RECORD LIST
= = = =

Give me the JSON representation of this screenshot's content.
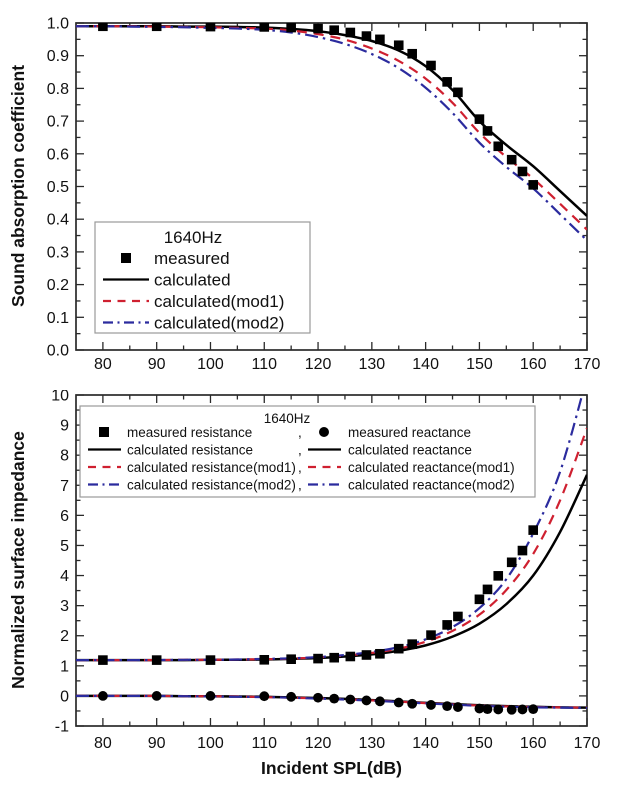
{
  "figure": {
    "background": "#ffffff",
    "frame_color": "#2a2a2a",
    "text_color": "#111111"
  },
  "colors": {
    "measured": "#000000",
    "calculated": "#000000",
    "mod1": "#cf2030",
    "mod2": "#2b2b9e"
  },
  "chart_data": [
    {
      "id": "absorption",
      "type": "line",
      "title": "",
      "xlabel": "",
      "ylabel": "Sound absorption coefficient",
      "xlim": [
        75,
        170
      ],
      "ylim": [
        0.0,
        1.0
      ],
      "x_ticks": [
        80,
        90,
        100,
        110,
        120,
        130,
        140,
        150,
        160,
        170
      ],
      "x_minor_ticks": [
        85,
        95,
        105,
        115,
        125,
        135,
        145,
        155,
        165
      ],
      "y_ticks": [
        0.0,
        0.1,
        0.2,
        0.3,
        0.4,
        0.5,
        0.6,
        0.7,
        0.8,
        0.9,
        1.0
      ],
      "y_minor_ticks": [
        0.05,
        0.15,
        0.25,
        0.35,
        0.45,
        0.55,
        0.65,
        0.75,
        0.85,
        0.95
      ],
      "y_tick_decimals": 1,
      "grid": false,
      "legend": {
        "position": "lower-left-inside",
        "title": "1640Hz",
        "entries": [
          {
            "symbol": "square",
            "color": "#000000",
            "label": "measured"
          },
          {
            "symbol": "solid",
            "color": "#000000",
            "label": "calculated"
          },
          {
            "symbol": "dashed",
            "color": "#cf2030",
            "label": "calculated(mod1)"
          },
          {
            "symbol": "dashdot",
            "color": "#2b2b9e",
            "label": "calculated(mod2)"
          }
        ]
      },
      "series": [
        {
          "name": "calculated",
          "style": "solid",
          "color": "#000000",
          "x": [
            75,
            80,
            85,
            90,
            95,
            100,
            105,
            110,
            115,
            120,
            125,
            130,
            135,
            140,
            145,
            150,
            155,
            160,
            165,
            170
          ],
          "y": [
            0.99,
            0.99,
            0.99,
            0.99,
            0.989,
            0.989,
            0.988,
            0.986,
            0.982,
            0.975,
            0.963,
            0.945,
            0.916,
            0.868,
            0.795,
            0.7,
            0.627,
            0.562,
            0.486,
            0.41
          ]
        },
        {
          "name": "calculated(mod1)",
          "style": "dashed",
          "color": "#cf2030",
          "x": [
            75,
            80,
            85,
            90,
            95,
            100,
            105,
            110,
            115,
            120,
            125,
            130,
            135,
            140,
            145,
            150,
            155,
            160,
            165,
            170
          ],
          "y": [
            0.99,
            0.99,
            0.99,
            0.989,
            0.988,
            0.987,
            0.985,
            0.983,
            0.977,
            0.966,
            0.949,
            0.922,
            0.884,
            0.83,
            0.756,
            0.664,
            0.59,
            0.524,
            0.447,
            0.368
          ]
        },
        {
          "name": "calculated(mod2)",
          "style": "dashdot",
          "color": "#2b2b9e",
          "x": [
            75,
            80,
            85,
            90,
            95,
            100,
            105,
            110,
            115,
            120,
            125,
            130,
            135,
            140,
            145,
            150,
            155,
            160,
            165,
            170
          ],
          "y": [
            0.99,
            0.99,
            0.989,
            0.988,
            0.987,
            0.985,
            0.983,
            0.979,
            0.971,
            0.957,
            0.936,
            0.905,
            0.862,
            0.802,
            0.725,
            0.634,
            0.56,
            0.494,
            0.415,
            0.335
          ]
        },
        {
          "name": "measured",
          "style": "scatter-square",
          "color": "#000000",
          "x": [
            80,
            90,
            100,
            110,
            115,
            120,
            123,
            126,
            129,
            131.5,
            135,
            137.5,
            141,
            144,
            146,
            150,
            151.5,
            153.5,
            156,
            158,
            160
          ],
          "y": [
            0.99,
            0.99,
            0.989,
            0.988,
            0.986,
            0.983,
            0.978,
            0.971,
            0.96,
            0.95,
            0.932,
            0.906,
            0.87,
            0.82,
            0.788,
            0.706,
            0.67,
            0.623,
            0.582,
            0.546,
            0.505
          ]
        }
      ]
    },
    {
      "id": "impedance",
      "type": "line",
      "title": "",
      "xlabel": "Incident SPL(dB)",
      "ylabel": "Normalized surface impedance",
      "xlim": [
        75,
        170
      ],
      "ylim": [
        -1,
        10
      ],
      "x_ticks": [
        80,
        90,
        100,
        110,
        120,
        130,
        140,
        150,
        160,
        170
      ],
      "x_minor_ticks": [
        85,
        95,
        105,
        115,
        125,
        135,
        145,
        155,
        165
      ],
      "y_ticks": [
        -1,
        0,
        1,
        2,
        3,
        4,
        5,
        6,
        7,
        8,
        9,
        10
      ],
      "y_minor_ticks": [
        -0.5,
        0.5,
        1.5,
        2.5,
        3.5,
        4.5,
        5.5,
        6.5,
        7.5,
        8.5,
        9.5
      ],
      "y_tick_decimals": 0,
      "grid": false,
      "legend": {
        "position": "upper-left-inside",
        "title": "1640Hz",
        "rows": [
          {
            "left": {
              "symbol": "square",
              "color": "#000000",
              "label": "measured resistance"
            },
            "sep": ",",
            "right": {
              "symbol": "circle",
              "color": "#000000",
              "label": "measured reactance"
            }
          },
          {
            "left": {
              "symbol": "solid",
              "color": "#000000",
              "label": "calculated resistance"
            },
            "sep": ",",
            "right": {
              "symbol": "solid",
              "color": "#000000",
              "label": "calculated reactance"
            }
          },
          {
            "left": {
              "symbol": "dashed",
              "color": "#cf2030",
              "label": "calculated resistance(mod1)"
            },
            "sep": ",",
            "right": {
              "symbol": "dashed",
              "color": "#cf2030",
              "label": "calculated reactance(mod1)"
            }
          },
          {
            "left": {
              "symbol": "dashdot",
              "color": "#2b2b9e",
              "label": "calculated resistance(mod2)"
            },
            "sep": ",",
            "right": {
              "symbol": "dashdot",
              "color": "#2b2b9e",
              "label": "calculated reactance(mod2)"
            }
          }
        ]
      },
      "series": [
        {
          "name": "calculated resistance",
          "style": "solid",
          "color": "#000000",
          "x": [
            75,
            80,
            85,
            90,
            95,
            100,
            105,
            110,
            115,
            120,
            125,
            130,
            135,
            140,
            145,
            150,
            155,
            160,
            165,
            170
          ],
          "y": [
            1.19,
            1.19,
            1.19,
            1.19,
            1.19,
            1.2,
            1.2,
            1.21,
            1.23,
            1.26,
            1.31,
            1.38,
            1.5,
            1.68,
            1.97,
            2.4,
            3.05,
            4.0,
            5.45,
            7.35
          ]
        },
        {
          "name": "calculated resistance(mod1)",
          "style": "dashed",
          "color": "#cf2030",
          "x": [
            75,
            80,
            85,
            90,
            95,
            100,
            105,
            110,
            115,
            120,
            125,
            130,
            135,
            140,
            145,
            150,
            155,
            160,
            165,
            170
          ],
          "y": [
            1.19,
            1.19,
            1.19,
            1.19,
            1.2,
            1.2,
            1.21,
            1.22,
            1.24,
            1.28,
            1.34,
            1.43,
            1.57,
            1.8,
            2.16,
            2.7,
            3.52,
            4.72,
            6.5,
            8.9
          ]
        },
        {
          "name": "calculated resistance(mod2)",
          "style": "dashdot",
          "color": "#2b2b9e",
          "x": [
            75,
            80,
            85,
            90,
            95,
            100,
            105,
            110,
            115,
            120,
            125,
            130,
            135,
            140,
            145,
            150,
            155,
            160,
            165,
            170
          ],
          "y": [
            1.19,
            1.19,
            1.19,
            1.19,
            1.2,
            1.2,
            1.21,
            1.23,
            1.25,
            1.29,
            1.36,
            1.46,
            1.62,
            1.88,
            2.29,
            2.92,
            3.88,
            5.4,
            7.45,
            10.6
          ]
        },
        {
          "name": "calculated reactance",
          "style": "solid",
          "color": "#000000",
          "x": [
            75,
            80,
            85,
            90,
            95,
            100,
            105,
            110,
            115,
            120,
            125,
            130,
            135,
            140,
            145,
            150,
            155,
            160,
            165,
            170
          ],
          "y": [
            0.0,
            0.0,
            0.0,
            0.0,
            -0.01,
            -0.01,
            -0.02,
            -0.03,
            -0.05,
            -0.07,
            -0.1,
            -0.14,
            -0.18,
            -0.23,
            -0.27,
            -0.31,
            -0.34,
            -0.36,
            -0.38,
            -0.39
          ]
        },
        {
          "name": "calculated reactance(mod1)",
          "style": "dashed",
          "color": "#cf2030",
          "x": [
            75,
            80,
            85,
            90,
            95,
            100,
            105,
            110,
            115,
            120,
            125,
            130,
            135,
            140,
            145,
            150,
            155,
            160,
            165,
            170
          ],
          "y": [
            0.0,
            0.0,
            0.0,
            0.0,
            -0.01,
            -0.01,
            -0.02,
            -0.04,
            -0.06,
            -0.08,
            -0.11,
            -0.15,
            -0.19,
            -0.24,
            -0.28,
            -0.32,
            -0.35,
            -0.37,
            -0.38,
            -0.39
          ]
        },
        {
          "name": "calculated reactance(mod2)",
          "style": "dashdot",
          "color": "#2b2b9e",
          "x": [
            75,
            80,
            85,
            90,
            95,
            100,
            105,
            110,
            115,
            120,
            125,
            130,
            135,
            140,
            145,
            150,
            155,
            160,
            165,
            170
          ],
          "y": [
            0.0,
            0.0,
            0.0,
            0.0,
            -0.01,
            -0.02,
            -0.03,
            -0.04,
            -0.06,
            -0.09,
            -0.12,
            -0.16,
            -0.2,
            -0.25,
            -0.29,
            -0.33,
            -0.36,
            -0.38,
            -0.39,
            -0.4
          ]
        },
        {
          "name": "measured resistance",
          "style": "scatter-square",
          "color": "#000000",
          "x": [
            80,
            90,
            100,
            110,
            115,
            120,
            123,
            126,
            129,
            131.5,
            135,
            137.5,
            141,
            144,
            146,
            150,
            151.5,
            153.5,
            156,
            158,
            160
          ],
          "y": [
            1.19,
            1.19,
            1.19,
            1.2,
            1.22,
            1.24,
            1.27,
            1.31,
            1.36,
            1.4,
            1.57,
            1.72,
            2.02,
            2.36,
            2.64,
            3.21,
            3.54,
            3.99,
            4.44,
            4.83,
            5.51
          ]
        },
        {
          "name": "measured reactance",
          "style": "scatter-circle",
          "color": "#000000",
          "x": [
            80,
            90,
            100,
            110,
            115,
            120,
            123,
            126,
            129,
            131.5,
            135,
            137.5,
            141,
            144,
            146,
            150,
            151.5,
            153.5,
            156,
            158,
            160
          ],
          "y": [
            0.0,
            0.0,
            0.0,
            -0.01,
            -0.03,
            -0.06,
            -0.09,
            -0.12,
            -0.15,
            -0.18,
            -0.22,
            -0.26,
            -0.3,
            -0.34,
            -0.37,
            -0.42,
            -0.44,
            -0.45,
            -0.46,
            -0.45,
            -0.44
          ]
        }
      ]
    }
  ]
}
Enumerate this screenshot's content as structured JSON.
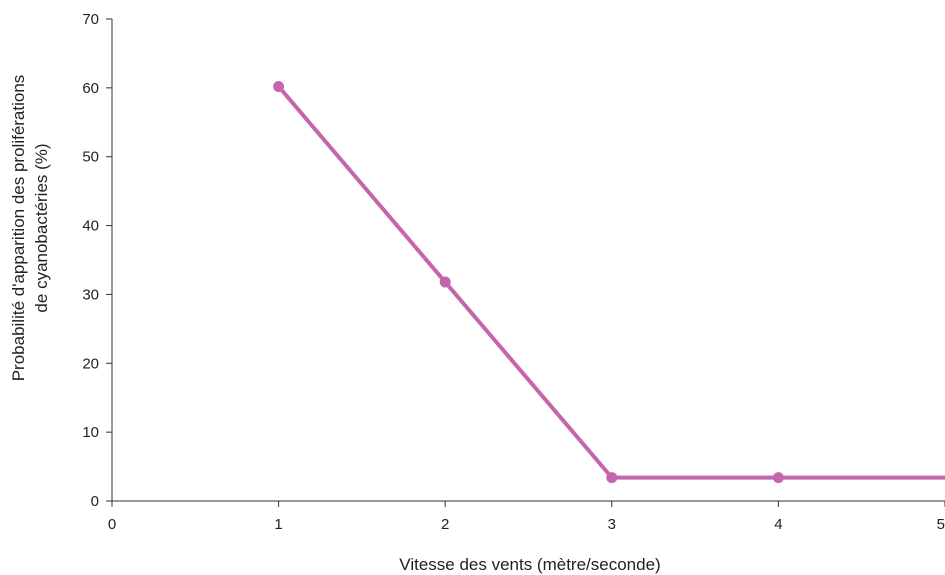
{
  "chart_data": {
    "type": "line",
    "title": "",
    "xlabel": "Vitesse des vents (mètre/seconde)",
    "ylabel_lines": [
      "Probabilité d'apparition des proliférations",
      "de cyanobactéries (%)"
    ],
    "x_ticks": [
      0,
      1,
      2,
      3,
      4,
      5
    ],
    "y_ticks": [
      0,
      10,
      20,
      30,
      40,
      50,
      60,
      70
    ],
    "xlim": [
      0,
      5
    ],
    "ylim": [
      0,
      70
    ],
    "grid": false,
    "series": [
      {
        "color": "#c566ac",
        "points": [
          {
            "x": 1,
            "y": 60.2
          },
          {
            "x": 2,
            "y": 31.8
          },
          {
            "x": 3,
            "y": 3.4
          },
          {
            "x": 4,
            "y": 3.4
          }
        ],
        "line_extends_to_x": 5
      }
    ]
  }
}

= = = =

WRITTEN PROBLEM
Copy each line of the records that contains the word "symbol".

ANSWER IN FULL
            "symbol": "square",
            "symbol": "solid",
            "symbol": "dashed",
            "symbol": "dashdot",
              "symbol": "square",
              "symbol": "circle",
              "symbol": "solid",
              "symbol": "solid",
              "symbol": "dashed",
              "symbol": "dashed",
              "symbol": "dashdot",
              "symbol": "dashdot",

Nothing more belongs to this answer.